Exercise instructions —
Filter out everything except lines holding "нагрузки".

Data to process —
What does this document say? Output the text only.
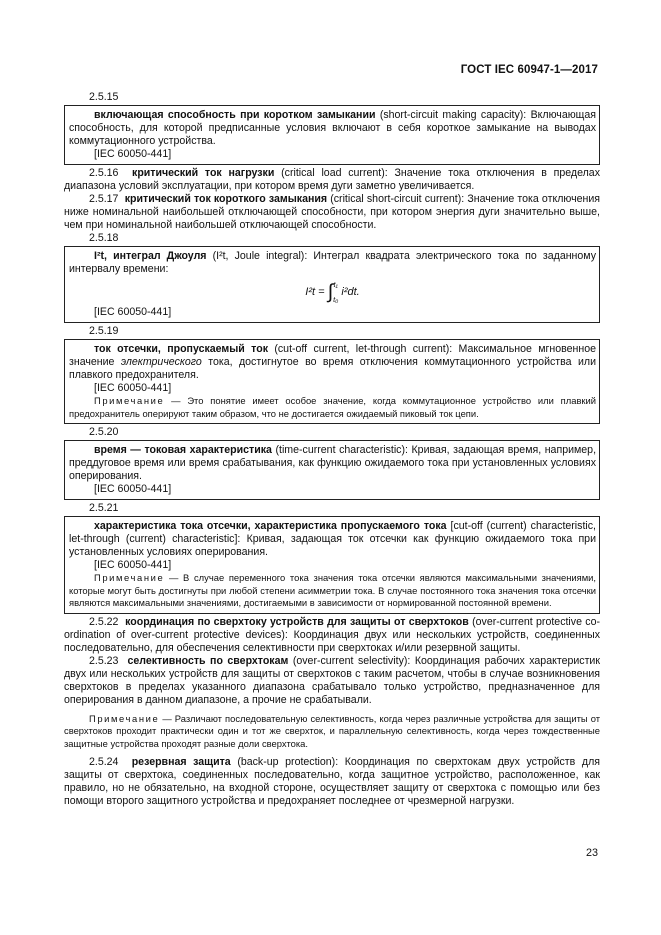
ГОСТ IEC 60947-1—2017

2.5.15

включающая способность при коротком замыкании (short-circuit making capacity): Включающая способность, для которой предписанные условия включают в себя короткое замыкание на выводах коммутационного устройства.

[IEC 60050-441]

2.5.16 критический ток нагрузки (critical load current): Значение тока отключения в пределах диапазона условий эксплуатации, при котором время дуги заметно увеличивается.

2.5.17 критический ток короткого замыкания (critical short-circuit current): Значение тока отключения ниже номинальной наибольшей отключающей способности, при котором энергия дуги значительно выше, чем при номинальной наибольшей отключающей способности.

2.5.18

I²t, интеграл Джоуля (I²t, Joule integral): Интеграл квадрата электрического тока по заданному интервалу времени:

I²t = ∫ t₁
t₀
i²dt.

[IEC 60050-441]

2.5.19

ток отсечки, пропускаемый ток (cut-off current, let-through current): Максимальное мгновенное значение электрического тока, достигнутое во время отключения коммутационного устройства или плавкого предохранителя.

[IEC 60050-441]

Примечание — Это понятие имеет особое значение, когда коммутационное устройство или плавкий предохранитель оперируют таким образом, что не достигается ожидаемый пиковый ток цепи.

2.5.20

время — токовая характеристика (time-current characteristic): Кривая, задающая время, например, преддуговое время или время срабатывания, как функцию ожидаемого тока при установленных условиях оперирования.

[IEC 60050-441]

2.5.21

характеристика тока отсечки, характеристика пропускаемого тока [cut-off (current) characteristic, let-through (current) characteristic]: Кривая, задающая ток отсечки как функцию ожидаемого тока при установленных условиях оперирования.

[IEC 60050-441]

Примечание — В случае переменного тока значения тока отсечки являются максимальными значениями, которые могут быть достигнуты при любой степени асимметрии тока. В случае постоянного тока значения тока отсечки являются максимальными значениями, достигаемыми в зависимости от нормированной постоянной времени.

2.5.22 координация по сверхтоку устройств для защиты от сверхтоков (over-current protective co-ordination of over-current protective devices): Координация двух или нескольких устройств, соединенных последовательно, для обеспечения селективности при сверхтоках и/или резервной защиты.

2.5.23 селективность по сверхтокам (over-current selectivity): Координация рабочих характеристик двух или нескольких устройств для защиты от сверхтоков с таким расчетом, чтобы в случае возникновения сверхтоков в пределах указанного диапазона срабатывало только устройство, предназначенное для оперирования в данном диапазоне, а прочие не срабатывали.

Примечание — Различают последовательную селективность, когда через различные устройства для защиты от сверхтоков проходит практически один и тот же сверхток, и параллельную селективность, когда через тождественные защитные устройства проходят разные доли сверхтока.

2.5.24 резервная защита (back-up protection): Координация по сверхтокам двух устройств для защиты от сверхтока, соединенных последовательно, когда защитное устройство, расположенное, как правило, но не обязательно, на входной стороне, осуществляет защиту от сверхтока с помощью или без помощи второго защитного устройства и предохраняет последнее от чрезмерной нагрузки.

23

Exercise solution —
2.5.16 критический ток нагрузки (critical load current): Значение тока отключения в пределах диапазона условий эксплуатации, при котором время дуги заметно увеличивается.
2.5.24 резервная защита (back-up protection): Координация по сверхтокам двух устройств для защиты от сверхтока, соединенных последовательно, когда защитное устройство, расположенное, как правило, но не обязательно, на входной стороне, осуществляет защиту от сверхтока с помощью или без помощи второго защитного устройства и предохраняет последнее от чрезмерной нагрузки.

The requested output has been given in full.